§ **INSTRUCTION**:
In the records below, pick out all lines containing the word "Maternal".

§ **SUPPLIED MATERIAL**:
_ _ _ _ _

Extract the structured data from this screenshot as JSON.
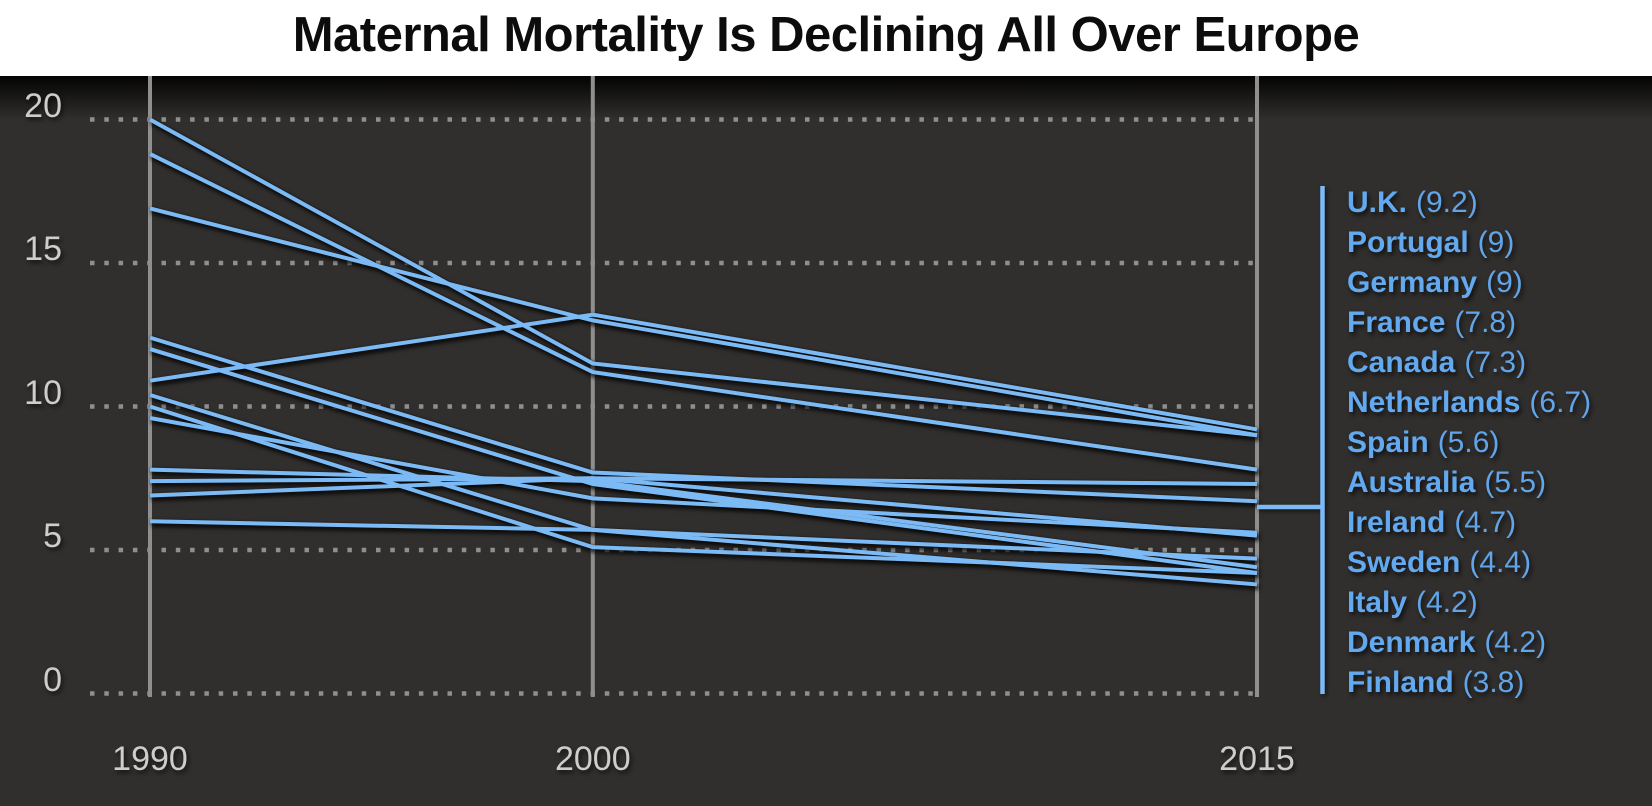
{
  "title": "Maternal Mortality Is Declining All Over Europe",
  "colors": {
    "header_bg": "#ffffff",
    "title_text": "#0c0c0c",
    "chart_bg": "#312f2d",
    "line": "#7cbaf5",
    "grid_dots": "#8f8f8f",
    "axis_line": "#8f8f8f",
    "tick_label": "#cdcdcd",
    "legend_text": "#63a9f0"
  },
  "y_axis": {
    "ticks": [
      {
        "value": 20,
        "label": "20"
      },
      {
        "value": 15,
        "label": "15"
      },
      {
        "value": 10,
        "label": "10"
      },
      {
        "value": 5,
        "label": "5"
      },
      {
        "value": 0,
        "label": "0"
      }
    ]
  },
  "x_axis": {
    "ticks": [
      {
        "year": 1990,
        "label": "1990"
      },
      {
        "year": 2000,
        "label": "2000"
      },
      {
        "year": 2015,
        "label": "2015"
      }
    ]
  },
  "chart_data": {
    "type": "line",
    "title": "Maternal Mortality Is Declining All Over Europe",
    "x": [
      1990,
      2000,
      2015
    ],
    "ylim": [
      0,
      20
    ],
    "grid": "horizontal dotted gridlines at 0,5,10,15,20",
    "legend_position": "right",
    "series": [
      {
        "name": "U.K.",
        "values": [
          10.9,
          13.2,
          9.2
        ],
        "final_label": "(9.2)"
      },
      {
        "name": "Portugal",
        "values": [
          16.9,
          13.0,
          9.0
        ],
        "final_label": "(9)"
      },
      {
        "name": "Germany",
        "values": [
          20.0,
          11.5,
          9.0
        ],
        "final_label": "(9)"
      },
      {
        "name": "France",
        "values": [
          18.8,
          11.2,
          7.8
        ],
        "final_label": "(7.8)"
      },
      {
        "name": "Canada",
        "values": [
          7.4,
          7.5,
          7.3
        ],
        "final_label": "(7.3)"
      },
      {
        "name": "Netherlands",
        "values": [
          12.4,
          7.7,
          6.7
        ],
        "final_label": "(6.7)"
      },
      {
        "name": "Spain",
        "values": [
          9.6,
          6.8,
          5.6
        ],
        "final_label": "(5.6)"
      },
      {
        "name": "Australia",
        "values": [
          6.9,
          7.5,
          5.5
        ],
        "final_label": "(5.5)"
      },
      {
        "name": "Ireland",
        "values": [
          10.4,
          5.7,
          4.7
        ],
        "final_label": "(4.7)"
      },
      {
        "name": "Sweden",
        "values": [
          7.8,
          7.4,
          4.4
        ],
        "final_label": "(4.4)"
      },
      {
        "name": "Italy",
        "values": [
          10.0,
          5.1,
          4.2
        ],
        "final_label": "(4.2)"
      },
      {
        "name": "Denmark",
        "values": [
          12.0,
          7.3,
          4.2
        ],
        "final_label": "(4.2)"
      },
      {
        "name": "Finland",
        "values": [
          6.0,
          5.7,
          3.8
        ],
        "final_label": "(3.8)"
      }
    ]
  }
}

_ _ _ _ _

§ **SOLUTION**:
  "title": "Maternal Mortality Is Declining All Over Europe",
    "title": "Maternal Mortality Is Declining All Over Europe",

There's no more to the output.